- **RECORD SET**

-.-.-

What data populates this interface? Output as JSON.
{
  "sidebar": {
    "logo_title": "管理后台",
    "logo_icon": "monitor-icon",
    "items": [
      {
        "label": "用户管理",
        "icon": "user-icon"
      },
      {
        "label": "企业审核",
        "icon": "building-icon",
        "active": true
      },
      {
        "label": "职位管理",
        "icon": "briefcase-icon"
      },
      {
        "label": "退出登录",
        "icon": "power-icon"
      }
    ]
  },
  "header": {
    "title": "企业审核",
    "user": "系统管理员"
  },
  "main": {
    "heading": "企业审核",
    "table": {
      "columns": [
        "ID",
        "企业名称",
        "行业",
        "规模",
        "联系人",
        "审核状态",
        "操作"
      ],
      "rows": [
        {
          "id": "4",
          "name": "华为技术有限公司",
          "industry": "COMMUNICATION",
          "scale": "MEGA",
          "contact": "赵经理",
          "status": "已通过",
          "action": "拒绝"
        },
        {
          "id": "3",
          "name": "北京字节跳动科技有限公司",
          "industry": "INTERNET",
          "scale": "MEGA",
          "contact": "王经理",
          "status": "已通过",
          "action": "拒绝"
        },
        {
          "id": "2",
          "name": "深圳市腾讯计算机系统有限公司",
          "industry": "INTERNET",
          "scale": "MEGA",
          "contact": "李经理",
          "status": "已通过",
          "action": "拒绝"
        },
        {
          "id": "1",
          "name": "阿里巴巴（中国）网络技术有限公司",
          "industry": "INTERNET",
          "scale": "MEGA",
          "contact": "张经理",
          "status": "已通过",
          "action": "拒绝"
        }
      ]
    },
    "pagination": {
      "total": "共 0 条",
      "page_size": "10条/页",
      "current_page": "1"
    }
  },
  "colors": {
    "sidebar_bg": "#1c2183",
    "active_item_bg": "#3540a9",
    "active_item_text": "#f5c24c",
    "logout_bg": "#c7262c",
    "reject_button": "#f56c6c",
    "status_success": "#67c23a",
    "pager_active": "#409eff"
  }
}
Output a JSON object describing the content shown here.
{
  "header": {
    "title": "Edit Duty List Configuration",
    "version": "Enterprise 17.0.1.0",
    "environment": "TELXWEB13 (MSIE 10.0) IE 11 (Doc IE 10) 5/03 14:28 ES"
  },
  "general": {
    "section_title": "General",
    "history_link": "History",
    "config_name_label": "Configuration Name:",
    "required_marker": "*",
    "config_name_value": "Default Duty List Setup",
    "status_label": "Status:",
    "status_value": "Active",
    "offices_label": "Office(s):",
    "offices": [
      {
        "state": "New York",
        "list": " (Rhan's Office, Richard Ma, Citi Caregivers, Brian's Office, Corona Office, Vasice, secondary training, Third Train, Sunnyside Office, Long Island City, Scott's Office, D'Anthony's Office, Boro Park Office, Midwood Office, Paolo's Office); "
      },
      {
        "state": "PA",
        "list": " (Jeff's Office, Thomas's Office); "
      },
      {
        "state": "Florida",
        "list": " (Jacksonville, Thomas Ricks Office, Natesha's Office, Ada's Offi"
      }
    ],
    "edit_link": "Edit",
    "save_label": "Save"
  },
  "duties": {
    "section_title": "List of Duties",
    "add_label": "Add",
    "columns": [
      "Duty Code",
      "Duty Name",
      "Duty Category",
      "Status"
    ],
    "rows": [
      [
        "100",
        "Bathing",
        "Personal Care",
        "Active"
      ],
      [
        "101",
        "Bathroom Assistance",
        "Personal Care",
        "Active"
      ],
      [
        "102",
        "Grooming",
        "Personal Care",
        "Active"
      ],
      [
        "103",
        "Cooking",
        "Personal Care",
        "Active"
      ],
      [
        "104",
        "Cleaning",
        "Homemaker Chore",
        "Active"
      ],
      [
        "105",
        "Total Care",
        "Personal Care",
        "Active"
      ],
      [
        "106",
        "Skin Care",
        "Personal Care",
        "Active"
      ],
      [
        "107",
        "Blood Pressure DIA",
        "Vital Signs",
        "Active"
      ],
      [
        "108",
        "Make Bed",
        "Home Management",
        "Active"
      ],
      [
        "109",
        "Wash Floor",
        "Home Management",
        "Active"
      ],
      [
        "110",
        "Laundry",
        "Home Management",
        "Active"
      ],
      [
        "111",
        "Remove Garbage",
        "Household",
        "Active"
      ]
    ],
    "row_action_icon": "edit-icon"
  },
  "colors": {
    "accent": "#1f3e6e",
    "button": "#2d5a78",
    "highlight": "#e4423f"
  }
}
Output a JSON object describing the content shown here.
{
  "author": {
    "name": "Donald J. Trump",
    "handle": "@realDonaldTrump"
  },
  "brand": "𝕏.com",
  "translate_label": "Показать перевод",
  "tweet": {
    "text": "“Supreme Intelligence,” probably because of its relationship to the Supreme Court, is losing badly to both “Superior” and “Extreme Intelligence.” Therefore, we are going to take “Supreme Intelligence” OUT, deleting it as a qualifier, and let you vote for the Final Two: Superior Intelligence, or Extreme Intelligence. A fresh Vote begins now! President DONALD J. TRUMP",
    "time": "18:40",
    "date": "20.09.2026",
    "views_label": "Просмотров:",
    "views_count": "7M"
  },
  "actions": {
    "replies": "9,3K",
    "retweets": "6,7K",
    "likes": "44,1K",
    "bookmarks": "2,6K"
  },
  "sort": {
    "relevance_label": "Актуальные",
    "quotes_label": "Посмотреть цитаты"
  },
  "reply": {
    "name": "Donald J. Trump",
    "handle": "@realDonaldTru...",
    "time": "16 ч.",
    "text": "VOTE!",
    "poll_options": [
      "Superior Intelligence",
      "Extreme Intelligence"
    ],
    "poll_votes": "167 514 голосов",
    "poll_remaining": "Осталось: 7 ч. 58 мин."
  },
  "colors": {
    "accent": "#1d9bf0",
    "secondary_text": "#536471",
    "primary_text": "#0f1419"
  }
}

-.-.-

- **EXERCISE**
Every entry must be output again, exactly as written above.

- **ANSWER TO THE PROBLEM**
What data populates this interface? Output as JSON.
{
  "sidebar": {
    "logo_title": "管理后台",
    "logo_icon": "monitor-icon",
    "items": [
      {
        "label": "用户管理",
        "icon": "user-icon"
      },
      {
        "label": "企业审核",
        "icon": "building-icon",
        "active": true
      },
      {
        "label": "职位管理",
        "icon": "briefcase-icon"
      },
      {
        "label": "退出登录",
        "icon": "power-icon"
      }
    ]
  },
  "header": {
    "title": "企业审核",
    "user": "系统管理员"
  },
  "main": {
    "heading": "企业审核",
    "table": {
      "columns": [
        "ID",
        "企业名称",
        "行业",
        "规模",
        "联系人",
        "审核状态",
        "操作"
      ],
      "rows": [
        {
          "id": "4",
          "name": "华为技术有限公司",
          "industry": "COMMUNICATION",
          "scale": "MEGA",
          "contact": "赵经理",
          "status": "已通过",
          "action": "拒绝"
        },
        {
          "id": "3",
          "name": "北京字节跳动科技有限公司",
          "industry": "INTERNET",
          "scale": "MEGA",
          "contact": "王经理",
          "status": "已通过",
          "action": "拒绝"
        },
        {
          "id": "2",
          "name": "深圳市腾讯计算机系统有限公司",
          "industry": "INTERNET",
          "scale": "MEGA",
          "contact": "李经理",
          "status": "已通过",
          "action": "拒绝"
        },
        {
          "id": "1",
          "name": "阿里巴巴（中国）网络技术有限公司",
          "industry": "INTERNET",
          "scale": "MEGA",
          "contact": "张经理",
          "status": "已通过",
          "action": "拒绝"
        }
      ]
    },
    "pagination": {
      "total": "共 0 条",
      "page_size": "10条/页",
      "current_page": "1"
    }
  },
  "colors": {
    "sidebar_bg": "#1c2183",
    "active_item_bg": "#3540a9",
    "active_item_text": "#f5c24c",
    "logout_bg": "#c7262c",
    "reject_button": "#f56c6c",
    "status_success": "#67c23a",
    "pager_active": "#409eff"
  }
}
Output a JSON object describing the content shown here.
{
  "header": {
    "title": "Edit Duty List Configuration",
    "version": "Enterprise 17.0.1.0",
    "environment": "TELXWEB13 (MSIE 10.0) IE 11 (Doc IE 10) 5/03 14:28 ES"
  },
  "general": {
    "section_title": "General",
    "history_link": "History",
    "config_name_label": "Configuration Name:",
    "required_marker": "*",
    "config_name_value": "Default Duty List Setup",
    "status_label": "Status:",
    "status_value": "Active",
    "offices_label": "Office(s):",
    "offices": [
      {
        "state": "New York",
        "list": " (Rhan's Office, Richard Ma, Citi Caregivers, Brian's Office, Corona Office, Vasice, secondary training, Third Train, Sunnyside Office, Long Island City, Scott's Office, D'Anthony's Office, Boro Park Office, Midwood Office, Paolo's Office); "
      },
      {
        "state": "PA",
        "list": " (Jeff's Office, Thomas's Office); "
      },
      {
        "state": "Florida",
        "list": " (Jacksonville, Thomas Ricks Office, Natesha's Office, Ada's Offi"
      }
    ],
    "edit_link": "Edit",
    "save_label": "Save"
  },
  "duties": {
    "section_title": "List of Duties",
    "add_label": "Add",
    "columns": [
      "Duty Code",
      "Duty Name",
      "Duty Category",
      "Status"
    ],
    "rows": [
      [
        "100",
        "Bathing",
        "Personal Care",
        "Active"
      ],
      [
        "101",
        "Bathroom Assistance",
        "Personal Care",
        "Active"
      ],
      [
        "102",
        "Grooming",
        "Personal Care",
        "Active"
      ],
      [
        "103",
        "Cooking",
        "Personal Care",
        "Active"
      ],
      [
        "104",
        "Cleaning",
        "Homemaker Chore",
        "Active"
      ],
      [
        "105",
        "Total Care",
        "Personal Care",
        "Active"
      ],
      [
        "106",
        "Skin Care",
        "Personal Care",
        "Active"
      ],
      [
        "107",
        "Blood Pressure DIA",
        "Vital Signs",
        "Active"
      ],
      [
        "108",
        "Make Bed",
        "Home Management",
        "Active"
      ],
      [
        "109",
        "Wash Floor",
        "Home Management",
        "Active"
      ],
      [
        "110",
        "Laundry",
        "Home Management",
        "Active"
      ],
      [
        "111",
        "Remove Garbage",
        "Household",
        "Active"
      ]
    ],
    "row_action_icon": "edit-icon"
  },
  "colors": {
    "accent": "#1f3e6e",
    "button": "#2d5a78",
    "highlight": "#e4423f"
  }
}
Output a JSON object describing the content shown here.
{
  "author": {
    "name": "Donald J. Trump",
    "handle": "@realDonaldTrump"
  },
  "brand": "𝕏.com",
  "translate_label": "Показать перевод",
  "tweet": {
    "text": "“Supreme Intelligence,” probably because of its relationship to the Supreme Court, is losing badly to both “Superior” and “Extreme Intelligence.” Therefore, we are going to take “Supreme Intelligence” OUT, deleting it as a qualifier, and let you vote for the Final Two: Superior Intelligence, or Extreme Intelligence. A fresh Vote begins now! President DONALD J. TRUMP",
    "time": "18:40",
    "date": "20.09.2026",
    "views_label": "Просмотров:",
    "views_count": "7M"
  },
  "actions": {
    "replies": "9,3K",
    "retweets": "6,7K",
    "likes": "44,1K",
    "bookmarks": "2,6K"
  },
  "sort": {
    "relevance_label": "Актуальные",
    "quotes_label": "Посмотреть цитаты"
  },
  "reply": {
    "name": "Donald J. Trump",
    "handle": "@realDonaldTru...",
    "time": "16 ч.",
    "text": "VOTE!",
    "poll_options": [
      "Superior Intelligence",
      "Extreme Intelligence"
    ],
    "poll_votes": "167 514 голосов",
    "poll_remaining": "Осталось: 7 ч. 58 мин."
  },
  "colors": {
    "accent": "#1d9bf0",
    "secondary_text": "#536471",
    "primary_text": "#0f1419"
  }
}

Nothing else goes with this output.